• _YOUR INSTRUCTIONS_
Once the pictures are set aside, transcribe the remaining data exactly.

..........

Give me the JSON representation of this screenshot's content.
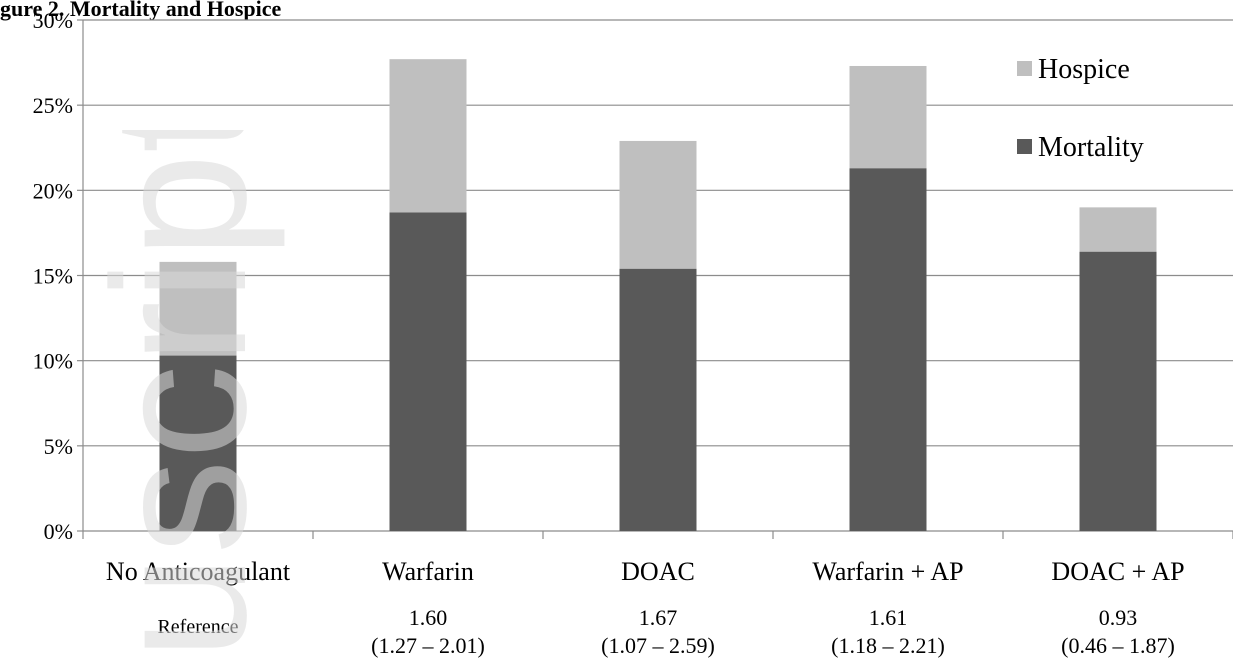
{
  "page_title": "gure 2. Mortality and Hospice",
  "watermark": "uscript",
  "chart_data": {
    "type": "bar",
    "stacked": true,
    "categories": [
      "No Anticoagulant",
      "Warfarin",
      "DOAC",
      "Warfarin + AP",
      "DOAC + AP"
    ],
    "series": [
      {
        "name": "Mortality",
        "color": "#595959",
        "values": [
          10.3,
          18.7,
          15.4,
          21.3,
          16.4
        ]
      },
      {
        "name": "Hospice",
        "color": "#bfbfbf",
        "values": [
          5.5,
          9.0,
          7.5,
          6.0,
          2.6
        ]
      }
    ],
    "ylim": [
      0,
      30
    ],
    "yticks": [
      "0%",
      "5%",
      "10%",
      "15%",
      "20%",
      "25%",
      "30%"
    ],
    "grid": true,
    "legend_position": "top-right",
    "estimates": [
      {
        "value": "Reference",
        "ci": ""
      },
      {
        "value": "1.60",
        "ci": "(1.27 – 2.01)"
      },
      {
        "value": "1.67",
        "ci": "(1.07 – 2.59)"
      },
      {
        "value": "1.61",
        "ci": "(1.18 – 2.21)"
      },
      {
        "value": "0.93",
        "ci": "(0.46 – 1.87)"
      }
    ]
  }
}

..........

• _SOLUTION TO THIS TASK_
Give me the JSON representation of this screenshot's content.
{
  "page_title": "gure 2. Mortality and Hospice",
  "watermark": "uscript",
  "chart_data": {
    "type": "bar",
    "stacked": true,
    "categories": [
      "No Anticoagulant",
      "Warfarin",
      "DOAC",
      "Warfarin + AP",
      "DOAC + AP"
    ],
    "series": [
      {
        "name": "Mortality",
        "color": "#595959",
        "values": [
          10.3,
          18.7,
          15.4,
          21.3,
          16.4
        ]
      },
      {
        "name": "Hospice",
        "color": "#bfbfbf",
        "values": [
          5.5,
          9.0,
          7.5,
          6.0,
          2.6
        ]
      }
    ],
    "ylim": [
      0,
      30
    ],
    "yticks": [
      "0%",
      "5%",
      "10%",
      "15%",
      "20%",
      "25%",
      "30%"
    ],
    "grid": true,
    "legend_position": "top-right",
    "estimates": [
      {
        "value": "Reference",
        "ci": ""
      },
      {
        "value": "1.60",
        "ci": "(1.27 – 2.01)"
      },
      {
        "value": "1.67",
        "ci": "(1.07 – 2.59)"
      },
      {
        "value": "1.61",
        "ci": "(1.18 – 2.21)"
      },
      {
        "value": "0.93",
        "ci": "(0.46 – 1.87)"
      }
    ]
  }
}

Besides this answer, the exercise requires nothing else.